* Excerpted records:

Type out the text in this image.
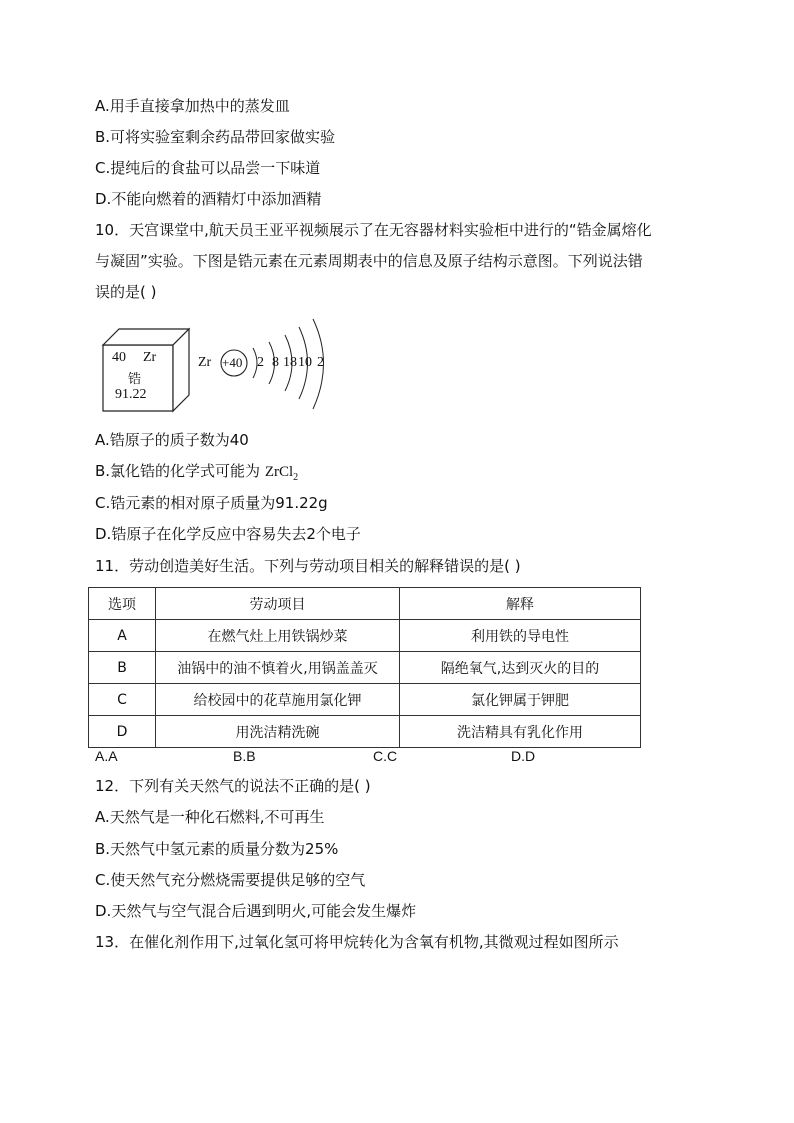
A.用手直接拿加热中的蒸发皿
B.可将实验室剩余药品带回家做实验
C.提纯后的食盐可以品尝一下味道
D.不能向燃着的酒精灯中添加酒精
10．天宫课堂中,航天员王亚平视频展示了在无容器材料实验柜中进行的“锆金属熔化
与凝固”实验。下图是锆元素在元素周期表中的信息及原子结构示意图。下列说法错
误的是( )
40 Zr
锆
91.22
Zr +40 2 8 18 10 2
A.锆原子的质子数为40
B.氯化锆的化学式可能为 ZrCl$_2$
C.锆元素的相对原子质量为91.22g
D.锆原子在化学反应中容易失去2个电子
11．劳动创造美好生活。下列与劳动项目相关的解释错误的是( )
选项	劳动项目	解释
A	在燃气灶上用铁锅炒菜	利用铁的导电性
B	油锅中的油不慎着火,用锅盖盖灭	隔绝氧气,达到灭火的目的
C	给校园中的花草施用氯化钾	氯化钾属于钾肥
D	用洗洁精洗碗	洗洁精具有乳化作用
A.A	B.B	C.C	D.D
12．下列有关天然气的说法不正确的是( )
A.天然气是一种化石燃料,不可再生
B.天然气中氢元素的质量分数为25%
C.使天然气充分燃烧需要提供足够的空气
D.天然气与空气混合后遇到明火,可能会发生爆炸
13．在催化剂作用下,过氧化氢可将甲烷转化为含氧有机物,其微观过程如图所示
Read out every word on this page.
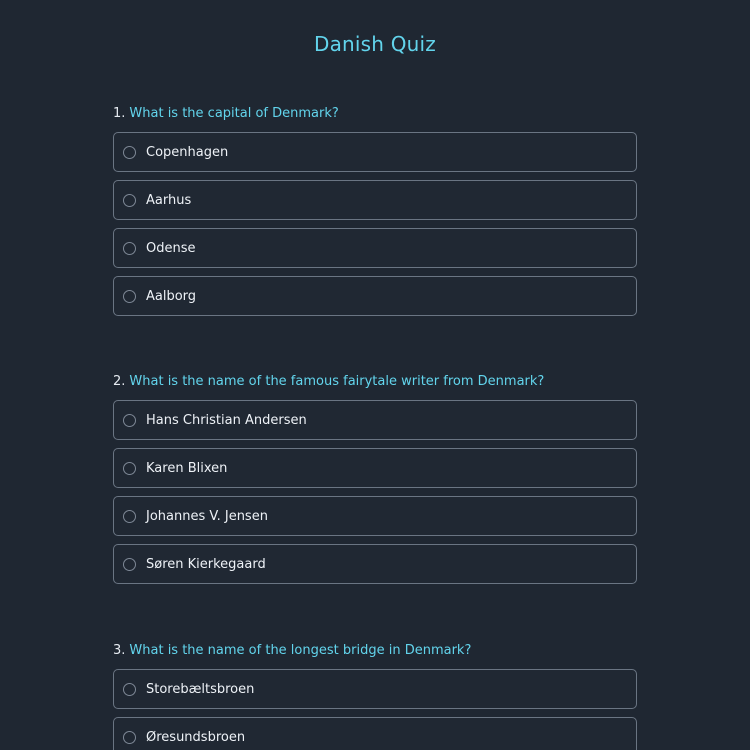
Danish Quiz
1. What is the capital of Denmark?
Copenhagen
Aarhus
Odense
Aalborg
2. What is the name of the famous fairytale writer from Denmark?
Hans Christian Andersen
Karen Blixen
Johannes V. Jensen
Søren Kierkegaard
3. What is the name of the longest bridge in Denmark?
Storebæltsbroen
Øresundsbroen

* What you are asked to do:
Every line of the data should be copied as it stands, without the images.

* The reply:
Type out the text in this image.
A.用手直接拿加热中的蒸发皿
B.可将实验室剩余药品带回家做实验
C.提纯后的食盐可以品尝一下味道
D.不能向燃着的酒精灯中添加酒精
10．天宫课堂中,航天员王亚平视频展示了在无容器材料实验柜中进行的“锆金属熔化
与凝固”实验。下图是锆元素在元素周期表中的信息及原子结构示意图。下列说法错
误的是( )
40 Zr
锆
91.22
Zr +40 2 8 18 10 2
A.锆原子的质子数为40
B.氯化锆的化学式可能为 ZrCl$_2$
C.锆元素的相对原子质量为91.22g
D.锆原子在化学反应中容易失去2个电子
11．劳动创造美好生活。下列与劳动项目相关的解释错误的是( )
选项	劳动项目	解释
A	在燃气灶上用铁锅炒菜	利用铁的导电性
B	油锅中的油不慎着火,用锅盖盖灭	隔绝氧气,达到灭火的目的
C	给校园中的花草施用氯化钾	氯化钾属于钾肥
D	用洗洁精洗碗	洗洁精具有乳化作用
A.A	B.B	C.C	D.D
12．下列有关天然气的说法不正确的是( )
A.天然气是一种化石燃料,不可再生
B.天然气中氢元素的质量分数为25%
C.使天然气充分燃烧需要提供足够的空气
D.天然气与空气混合后遇到明火,可能会发生爆炸
13．在催化剂作用下,过氧化氢可将甲烷转化为含氧有机物,其微观过程如图所示
Read out every word on this page.
Danish Quiz
1. What is the capital of Denmark?
Copenhagen
Aarhus
Odense
Aalborg
2. What is the name of the famous fairytale writer from Denmark?
Hans Christian Andersen
Karen Blixen
Johannes V. Jensen
Søren Kierkegaard
3. What is the name of the longest bridge in Denmark?
Storebæltsbroen
Øresundsbroen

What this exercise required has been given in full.